=== Problem description ===
Your response should contain every line from the data below that holds the string "ylabel".

=== Recorded data ===
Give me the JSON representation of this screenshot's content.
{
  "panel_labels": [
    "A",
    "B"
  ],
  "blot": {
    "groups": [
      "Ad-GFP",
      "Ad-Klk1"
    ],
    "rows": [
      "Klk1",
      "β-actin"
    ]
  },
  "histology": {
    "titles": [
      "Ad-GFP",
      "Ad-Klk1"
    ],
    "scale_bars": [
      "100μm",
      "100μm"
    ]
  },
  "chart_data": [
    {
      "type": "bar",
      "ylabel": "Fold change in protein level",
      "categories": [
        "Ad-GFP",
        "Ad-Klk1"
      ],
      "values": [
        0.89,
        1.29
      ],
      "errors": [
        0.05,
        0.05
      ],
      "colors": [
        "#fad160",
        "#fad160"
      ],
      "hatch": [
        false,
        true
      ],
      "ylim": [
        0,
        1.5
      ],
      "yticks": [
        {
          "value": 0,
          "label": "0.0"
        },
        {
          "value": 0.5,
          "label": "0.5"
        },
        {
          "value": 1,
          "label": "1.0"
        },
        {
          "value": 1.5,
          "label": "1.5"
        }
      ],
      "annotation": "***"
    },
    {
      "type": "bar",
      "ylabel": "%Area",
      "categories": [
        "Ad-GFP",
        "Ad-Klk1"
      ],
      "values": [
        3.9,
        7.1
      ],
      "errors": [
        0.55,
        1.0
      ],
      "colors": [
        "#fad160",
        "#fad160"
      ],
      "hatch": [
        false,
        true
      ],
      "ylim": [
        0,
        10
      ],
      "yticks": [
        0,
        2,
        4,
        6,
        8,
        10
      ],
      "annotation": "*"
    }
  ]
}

=== Output below ===
      "ylabel": "Fold change in protein level",
      "ylabel": "%Area",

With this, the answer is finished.